TASK BRIEF. Reproduce each line of the material precisely.

RECORDS FOR THE EXERCISE.
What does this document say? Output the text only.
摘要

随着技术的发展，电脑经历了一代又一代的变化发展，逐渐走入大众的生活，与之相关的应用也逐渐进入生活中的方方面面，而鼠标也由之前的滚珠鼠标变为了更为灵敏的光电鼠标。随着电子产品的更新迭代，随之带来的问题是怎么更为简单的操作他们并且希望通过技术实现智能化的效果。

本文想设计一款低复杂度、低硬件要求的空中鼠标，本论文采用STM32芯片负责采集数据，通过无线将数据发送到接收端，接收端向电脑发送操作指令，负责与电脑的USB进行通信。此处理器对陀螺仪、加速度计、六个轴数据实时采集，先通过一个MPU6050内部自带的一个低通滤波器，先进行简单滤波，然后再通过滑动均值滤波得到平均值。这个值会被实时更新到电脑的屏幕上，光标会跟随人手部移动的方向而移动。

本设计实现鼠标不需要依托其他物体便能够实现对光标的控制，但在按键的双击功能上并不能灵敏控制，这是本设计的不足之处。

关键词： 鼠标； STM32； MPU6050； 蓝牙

THE OUTPUT.
What does this document say? Output the text only.
摘要

随着技术的发展，电脑经历了一代又一代的变化发展，逐渐走入大众的生活，与之相关的应用也逐渐进入生活中的方方面面，而鼠标也由之前的滚珠鼠标变为了更为灵敏的光电鼠标。随着电子产品的更新迭代，随之带来的问题是怎么更为简单的操作他们并且希望通过技术实现智能化的效果。

本文想设计一款低复杂度、低硬件要求的空中鼠标，本论文采用STM32芯片负责采集数据，通过无线将数据发送到接收端，接收端向电脑发送操作指令，负责与电脑的USB进行通信。此处理器对陀螺仪、加速度计、六个轴数据实时采集，先通过一个MPU6050内部自带的一个低通滤波器，先进行简单滤波，然后再通过滑动均值滤波得到平均值。这个值会被实时更新到电脑的屏幕上，光标会跟随人手部移动的方向而移动。

本设计实现鼠标不需要依托其他物体便能够实现对光标的控制，但在按键的双击功能上并不能灵敏控制，这是本设计的不足之处。

关键词： 鼠标； STM32； MPU6050； 蓝牙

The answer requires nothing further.